_TASK PROMPT:_ Identify each line below containing the string "JSON" and copy it.

## begin SUPPLIED DATA

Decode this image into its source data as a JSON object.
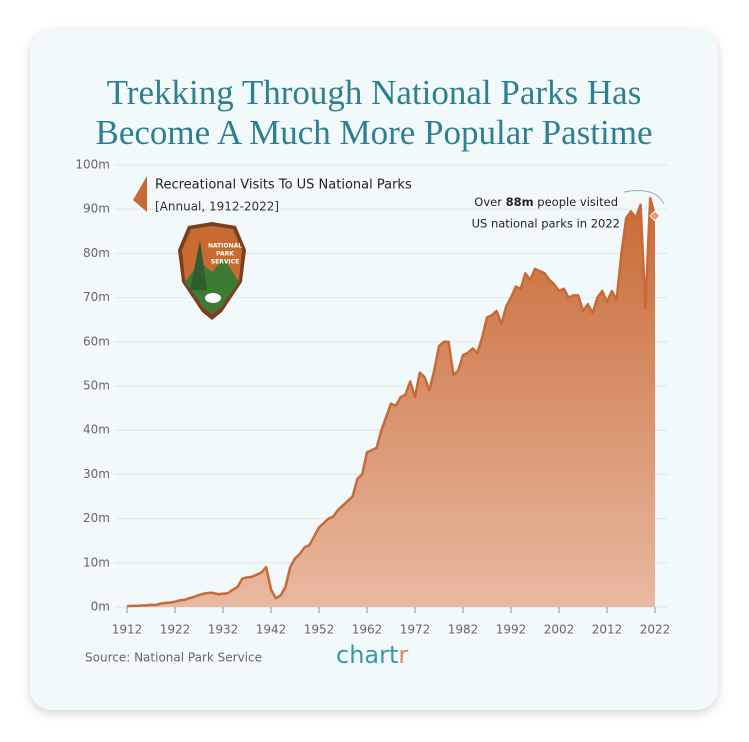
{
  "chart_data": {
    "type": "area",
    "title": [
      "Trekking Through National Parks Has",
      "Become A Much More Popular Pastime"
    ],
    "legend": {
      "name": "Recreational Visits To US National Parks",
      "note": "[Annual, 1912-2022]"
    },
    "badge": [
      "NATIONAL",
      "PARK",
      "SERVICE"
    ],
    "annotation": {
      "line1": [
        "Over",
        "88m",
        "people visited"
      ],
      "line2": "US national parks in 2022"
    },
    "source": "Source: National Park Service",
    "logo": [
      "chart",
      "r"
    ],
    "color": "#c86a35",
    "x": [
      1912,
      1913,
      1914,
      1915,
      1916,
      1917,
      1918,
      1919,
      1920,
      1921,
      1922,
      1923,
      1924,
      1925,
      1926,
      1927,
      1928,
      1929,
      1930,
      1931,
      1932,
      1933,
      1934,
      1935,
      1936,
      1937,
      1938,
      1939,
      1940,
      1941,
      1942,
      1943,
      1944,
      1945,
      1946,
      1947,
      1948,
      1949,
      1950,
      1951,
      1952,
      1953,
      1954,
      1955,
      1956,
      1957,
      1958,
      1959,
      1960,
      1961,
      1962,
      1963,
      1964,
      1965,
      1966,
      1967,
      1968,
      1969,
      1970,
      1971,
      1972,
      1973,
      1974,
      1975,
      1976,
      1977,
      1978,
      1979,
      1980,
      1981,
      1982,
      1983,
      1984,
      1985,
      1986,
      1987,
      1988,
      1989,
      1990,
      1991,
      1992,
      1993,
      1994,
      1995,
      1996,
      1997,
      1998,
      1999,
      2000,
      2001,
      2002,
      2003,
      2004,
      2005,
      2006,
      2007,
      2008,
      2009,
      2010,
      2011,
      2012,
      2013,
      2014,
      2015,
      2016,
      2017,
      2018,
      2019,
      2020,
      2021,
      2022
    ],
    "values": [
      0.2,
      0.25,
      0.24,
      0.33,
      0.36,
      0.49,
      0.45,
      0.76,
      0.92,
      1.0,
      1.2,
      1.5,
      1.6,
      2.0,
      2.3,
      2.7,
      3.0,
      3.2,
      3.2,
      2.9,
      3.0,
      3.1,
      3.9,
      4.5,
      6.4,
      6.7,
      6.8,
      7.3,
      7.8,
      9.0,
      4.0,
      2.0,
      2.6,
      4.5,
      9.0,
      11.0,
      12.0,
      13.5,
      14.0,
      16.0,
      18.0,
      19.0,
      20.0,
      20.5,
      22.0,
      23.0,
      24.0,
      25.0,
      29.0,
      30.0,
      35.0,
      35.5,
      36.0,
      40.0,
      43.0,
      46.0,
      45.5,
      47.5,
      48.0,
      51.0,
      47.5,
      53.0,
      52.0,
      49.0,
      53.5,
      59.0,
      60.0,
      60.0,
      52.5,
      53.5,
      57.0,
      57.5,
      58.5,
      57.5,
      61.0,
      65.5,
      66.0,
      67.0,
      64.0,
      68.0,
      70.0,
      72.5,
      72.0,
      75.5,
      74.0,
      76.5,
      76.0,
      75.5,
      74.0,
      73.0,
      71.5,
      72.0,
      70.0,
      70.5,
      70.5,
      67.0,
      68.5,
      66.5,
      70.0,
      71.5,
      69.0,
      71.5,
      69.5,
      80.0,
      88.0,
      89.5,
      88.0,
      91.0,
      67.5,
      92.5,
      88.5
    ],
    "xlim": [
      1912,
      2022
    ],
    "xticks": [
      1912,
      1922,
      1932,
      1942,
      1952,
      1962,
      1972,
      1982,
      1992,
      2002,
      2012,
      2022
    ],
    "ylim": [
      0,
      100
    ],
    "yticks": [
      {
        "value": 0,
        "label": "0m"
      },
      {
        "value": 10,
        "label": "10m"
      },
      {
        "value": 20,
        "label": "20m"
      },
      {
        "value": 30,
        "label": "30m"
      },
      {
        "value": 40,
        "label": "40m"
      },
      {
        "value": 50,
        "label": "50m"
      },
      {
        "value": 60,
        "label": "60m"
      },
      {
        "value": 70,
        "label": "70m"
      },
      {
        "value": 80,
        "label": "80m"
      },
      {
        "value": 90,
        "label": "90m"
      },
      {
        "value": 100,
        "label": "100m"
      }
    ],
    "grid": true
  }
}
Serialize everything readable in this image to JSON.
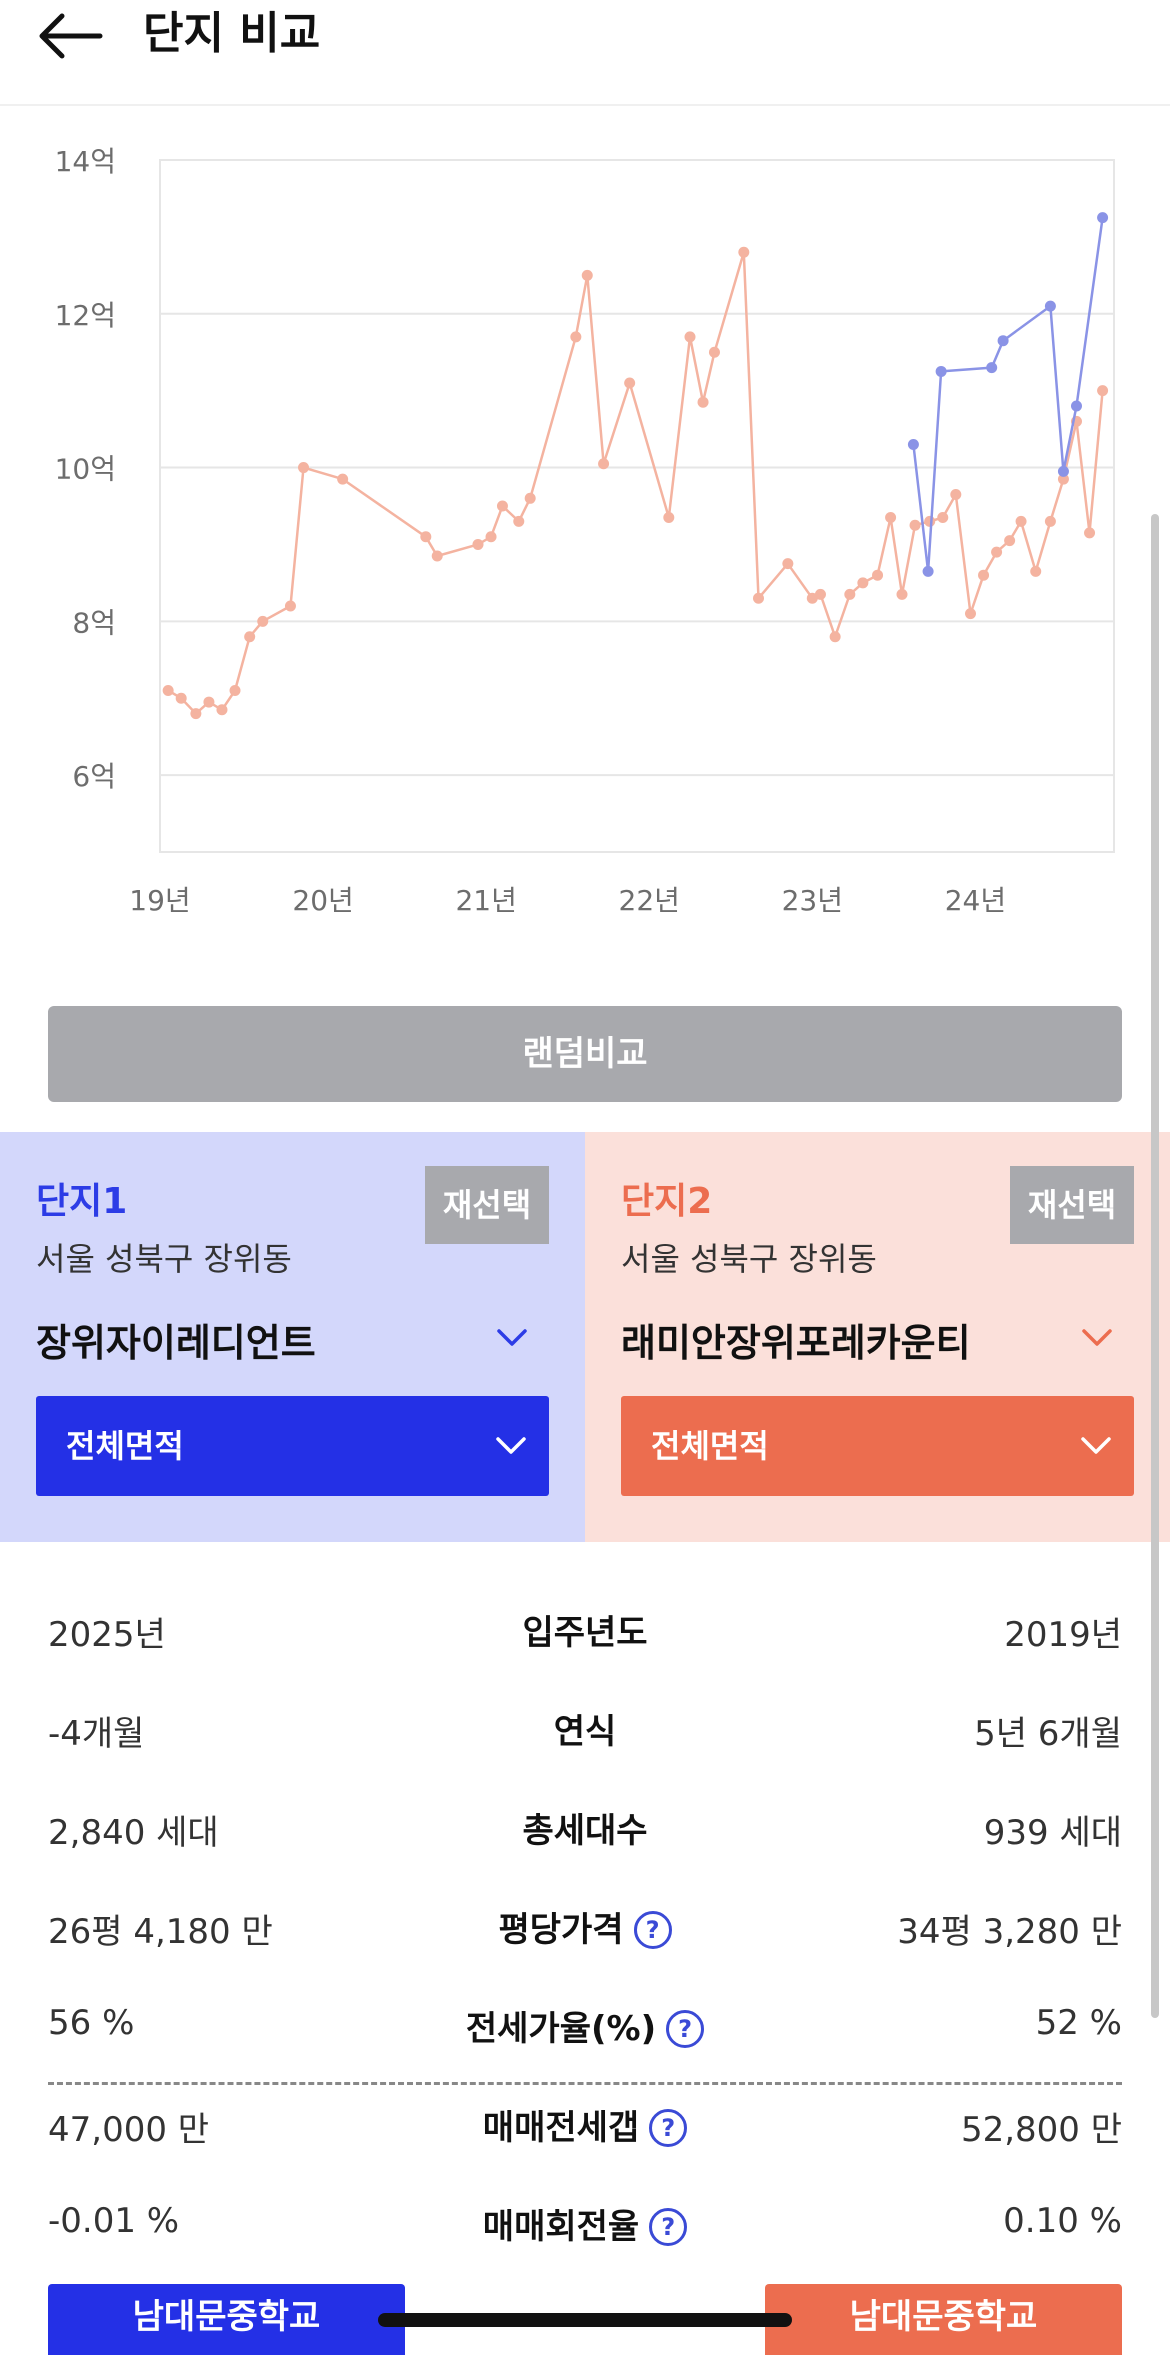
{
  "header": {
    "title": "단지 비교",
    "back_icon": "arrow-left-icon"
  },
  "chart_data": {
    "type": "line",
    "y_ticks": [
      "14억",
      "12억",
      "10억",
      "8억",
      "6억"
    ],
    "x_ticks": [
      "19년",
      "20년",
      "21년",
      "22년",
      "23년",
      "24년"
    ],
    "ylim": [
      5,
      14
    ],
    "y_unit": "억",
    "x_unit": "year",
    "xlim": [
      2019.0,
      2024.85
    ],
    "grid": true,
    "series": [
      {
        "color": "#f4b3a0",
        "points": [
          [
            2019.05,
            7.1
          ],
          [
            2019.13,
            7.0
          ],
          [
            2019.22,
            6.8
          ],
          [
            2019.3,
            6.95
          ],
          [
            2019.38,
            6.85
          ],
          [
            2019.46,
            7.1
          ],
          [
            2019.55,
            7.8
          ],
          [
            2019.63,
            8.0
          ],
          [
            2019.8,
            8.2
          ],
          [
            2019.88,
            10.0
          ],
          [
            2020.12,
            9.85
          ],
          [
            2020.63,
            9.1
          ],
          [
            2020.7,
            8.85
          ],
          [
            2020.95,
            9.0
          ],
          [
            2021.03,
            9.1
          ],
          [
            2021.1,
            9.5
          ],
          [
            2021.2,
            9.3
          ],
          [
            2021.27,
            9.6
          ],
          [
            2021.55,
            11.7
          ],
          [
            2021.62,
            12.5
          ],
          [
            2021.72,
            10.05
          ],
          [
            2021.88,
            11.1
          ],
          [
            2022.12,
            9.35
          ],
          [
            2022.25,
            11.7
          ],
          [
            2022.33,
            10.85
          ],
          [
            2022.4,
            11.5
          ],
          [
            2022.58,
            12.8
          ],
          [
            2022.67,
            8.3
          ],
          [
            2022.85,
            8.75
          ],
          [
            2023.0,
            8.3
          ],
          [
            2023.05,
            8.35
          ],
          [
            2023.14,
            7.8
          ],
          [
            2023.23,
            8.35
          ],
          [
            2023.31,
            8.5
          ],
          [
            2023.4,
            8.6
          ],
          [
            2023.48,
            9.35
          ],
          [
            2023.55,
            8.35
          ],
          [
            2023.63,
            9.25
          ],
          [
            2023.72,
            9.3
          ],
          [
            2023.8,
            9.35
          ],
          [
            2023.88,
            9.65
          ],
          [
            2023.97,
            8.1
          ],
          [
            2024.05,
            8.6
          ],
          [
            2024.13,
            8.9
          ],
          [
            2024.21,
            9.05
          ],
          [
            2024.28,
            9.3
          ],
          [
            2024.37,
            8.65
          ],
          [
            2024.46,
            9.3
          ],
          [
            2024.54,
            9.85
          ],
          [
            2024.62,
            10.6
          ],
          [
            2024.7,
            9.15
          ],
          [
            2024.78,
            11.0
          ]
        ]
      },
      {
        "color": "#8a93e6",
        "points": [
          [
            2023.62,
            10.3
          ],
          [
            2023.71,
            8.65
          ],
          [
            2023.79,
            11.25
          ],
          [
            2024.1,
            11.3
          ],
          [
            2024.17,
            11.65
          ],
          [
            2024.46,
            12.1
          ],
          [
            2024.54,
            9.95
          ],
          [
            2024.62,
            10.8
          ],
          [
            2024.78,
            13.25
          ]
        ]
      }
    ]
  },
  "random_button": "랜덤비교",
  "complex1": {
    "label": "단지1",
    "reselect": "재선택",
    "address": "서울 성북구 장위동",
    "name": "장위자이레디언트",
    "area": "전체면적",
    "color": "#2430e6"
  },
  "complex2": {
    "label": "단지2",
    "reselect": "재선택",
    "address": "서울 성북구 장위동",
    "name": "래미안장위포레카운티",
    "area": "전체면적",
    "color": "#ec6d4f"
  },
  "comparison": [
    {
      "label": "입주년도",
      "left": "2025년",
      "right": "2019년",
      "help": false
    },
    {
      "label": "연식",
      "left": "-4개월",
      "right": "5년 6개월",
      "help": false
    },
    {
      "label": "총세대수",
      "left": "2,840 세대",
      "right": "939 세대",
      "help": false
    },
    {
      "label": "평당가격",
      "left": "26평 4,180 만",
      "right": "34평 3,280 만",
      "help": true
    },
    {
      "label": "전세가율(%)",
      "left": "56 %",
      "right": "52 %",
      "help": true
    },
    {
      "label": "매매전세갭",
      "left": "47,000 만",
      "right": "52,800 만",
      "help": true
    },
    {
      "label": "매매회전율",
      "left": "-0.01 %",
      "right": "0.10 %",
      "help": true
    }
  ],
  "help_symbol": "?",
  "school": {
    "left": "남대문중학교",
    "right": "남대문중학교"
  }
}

## end SUPPLIED DATA

_TASK RESPONSE:_
Decode this image into its source data as a JSON object.
Serialize everything readable in this image to JSON.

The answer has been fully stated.